BEGIN
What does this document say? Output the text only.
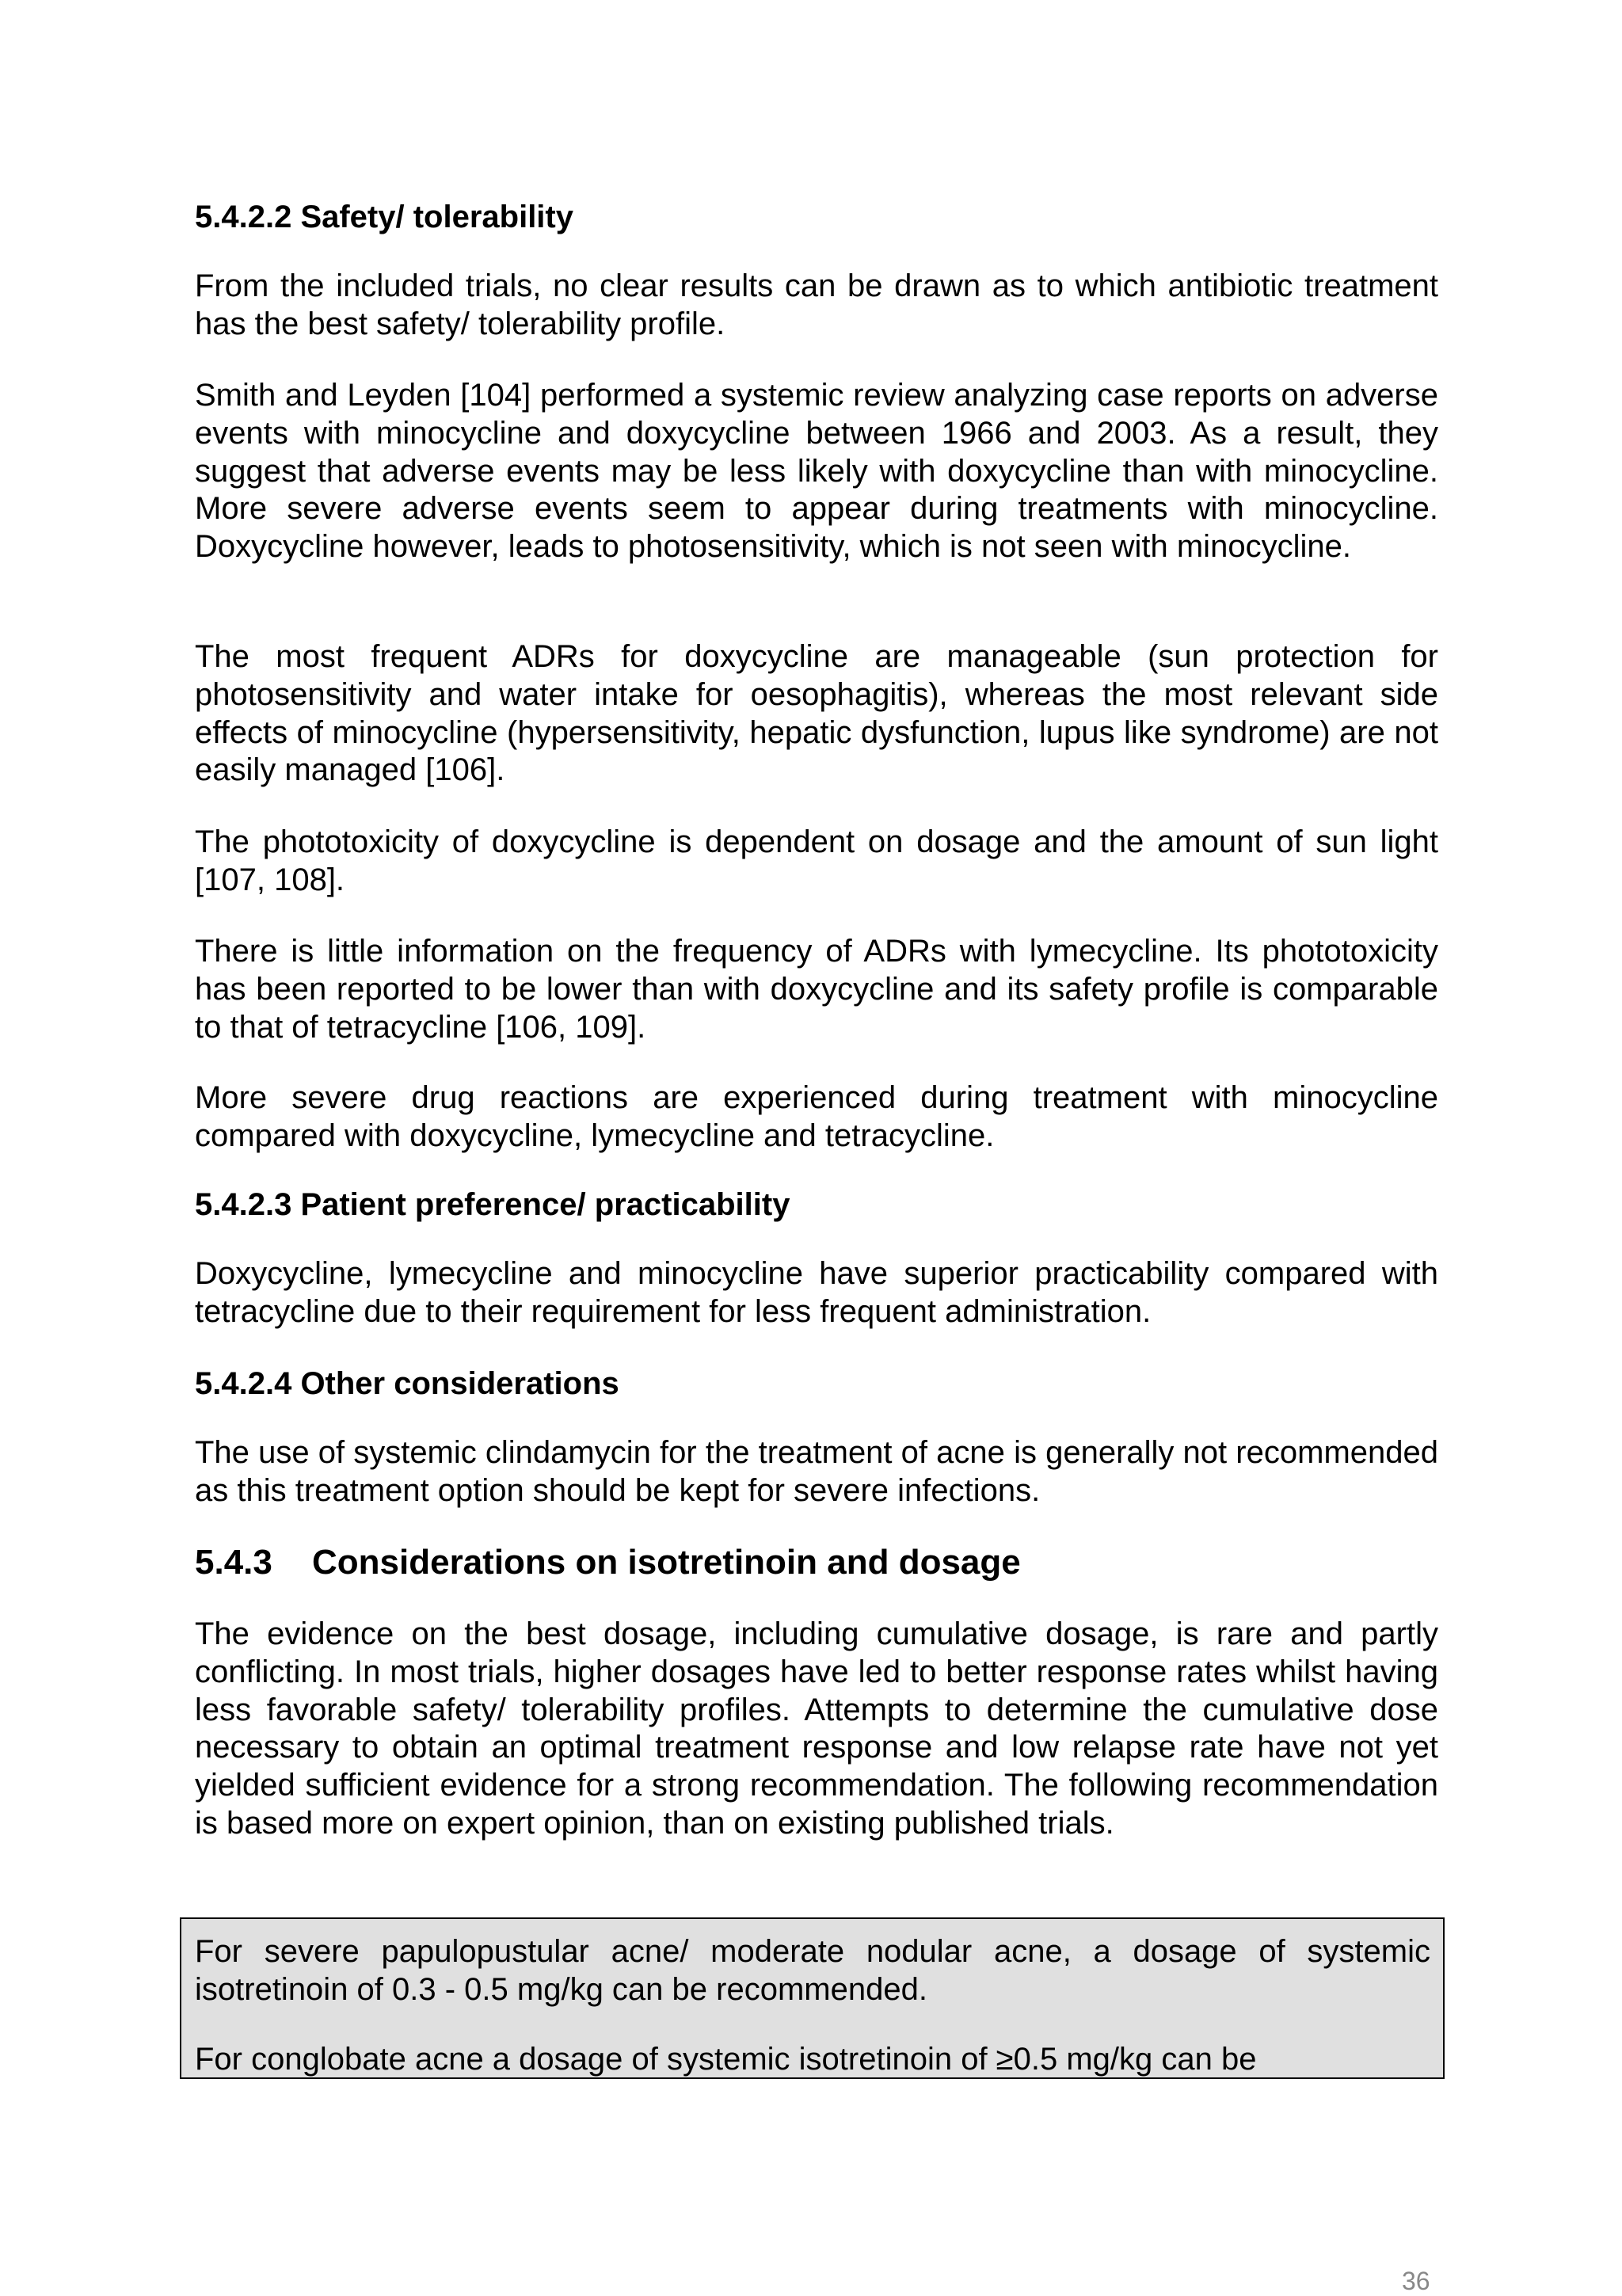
5.4.2.2 Safety/ tolerability

From the included trials, no clear results can be drawn as to which antibiotic treatment has the best safety/ tolerability profile.

Smith and Leyden [104] performed a systemic review analyzing case reports on adverse events with minocycline and doxycycline between 1966 and 2003. As a result, they suggest that adverse events may be less likely with doxycycline than with minocycline. More severe adverse events seem to appear during treatments with minocycline. Doxycycline however, leads to photosensitivity, which is not seen with minocycline.

The most frequent ADRs for doxycycline are manageable (sun protection for photosensitivity and water intake for oesophagitis), whereas the most relevant side effects of minocycline (hypersensitivity, hepatic dysfunction, lupus like syndrome) are not easily managed [106].

The phototoxicity of doxycycline is dependent on dosage and the amount of sun light [107, 108].

There is little information on the frequency of ADRs with lymecycline. Its phototoxicity has been reported to be lower than with doxycycline and its safety profile is comparable to that of tetracycline [106, 109].

More severe drug reactions are experienced during treatment with minocycline compared with doxycycline, lymecycline and tetracycline.

5.4.2.3 Patient preference/ practicability

Doxycycline, lymecycline and minocycline have superior practicability compared with tetracycline due to their requirement for less frequent administration.

5.4.2.4 Other considerations

The use of systemic clindamycin for the treatment of acne is generally not recommended as this treatment option should be kept for severe infections.

5.4.3 Considerations on isotretinoin and dosage

The evidence on the best dosage, including cumulative dosage, is rare and partly conflicting. In most trials, higher dosages have led to better response rates whilst having less favorable safety/ tolerability profiles. Attempts to determine the cumulative dose necessary to obtain an optimal treatment response and low relapse rate have not yet yielded sufficient evidence for a strong recommendation. The following recommendation is based more on expert opinion, than on existing published trials.

For severe papulopustular acne/ moderate nodular acne, a dosage of systemic isotretinoin of 0.3 - 0.5 mg/kg can be recommended.

For conglobate acne a dosage of systemic isotretinoin of ≥0.5 mg/kg can be

36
END
STATED GOAL: Using the data above, write out every line exactly, leaving the images behind.

RESPONSE BELOW:
What does this document say? Output the text only.
5.4.2.2 Safety/ tolerability

From the included trials, no clear results can be drawn as to which antibiotic treatment has the best safety/ tolerability profile.

Smith and Leyden [104] performed a systemic review analyzing case reports on adverse events with minocycline and doxycycline between 1966 and 2003. As a result, they suggest that adverse events may be less likely with doxycycline than with minocycline. More severe adverse events seem to appear during treatments with minocycline. Doxycycline however, leads to photosensitivity, which is not seen with minocycline.

The most frequent ADRs for doxycycline are manageable (sun protection for photosensitivity and water intake for oesophagitis), whereas the most relevant side effects of minocycline (hypersensitivity, hepatic dysfunction, lupus like syndrome) are not easily managed [106].

The phototoxicity of doxycycline is dependent on dosage and the amount of sun light [107, 108].

There is little information on the frequency of ADRs with lymecycline. Its phototoxicity has been reported to be lower than with doxycycline and its safety profile is comparable to that of tetracycline [106, 109].

More severe drug reactions are experienced during treatment with minocycline compared with doxycycline, lymecycline and tetracycline.

5.4.2.3 Patient preference/ practicability

Doxycycline, lymecycline and minocycline have superior practicability compared with tetracycline due to their requirement for less frequent administration.

5.4.2.4 Other considerations

The use of systemic clindamycin for the treatment of acne is generally not recommended as this treatment option should be kept for severe infections.

5.4.3 Considerations on isotretinoin and dosage

The evidence on the best dosage, including cumulative dosage, is rare and partly conflicting. In most trials, higher dosages have led to better response rates whilst having less favorable safety/ tolerability profiles. Attempts to determine the cumulative dose necessary to obtain an optimal treatment response and low relapse rate have not yet yielded sufficient evidence for a strong recommendation. The following recommendation is based more on expert opinion, than on existing published trials.

For severe papulopustular acne/ moderate nodular acne, a dosage of systemic isotretinoin of 0.3 - 0.5 mg/kg can be recommended.

For conglobate acne a dosage of systemic isotretinoin of ≥0.5 mg/kg can be

36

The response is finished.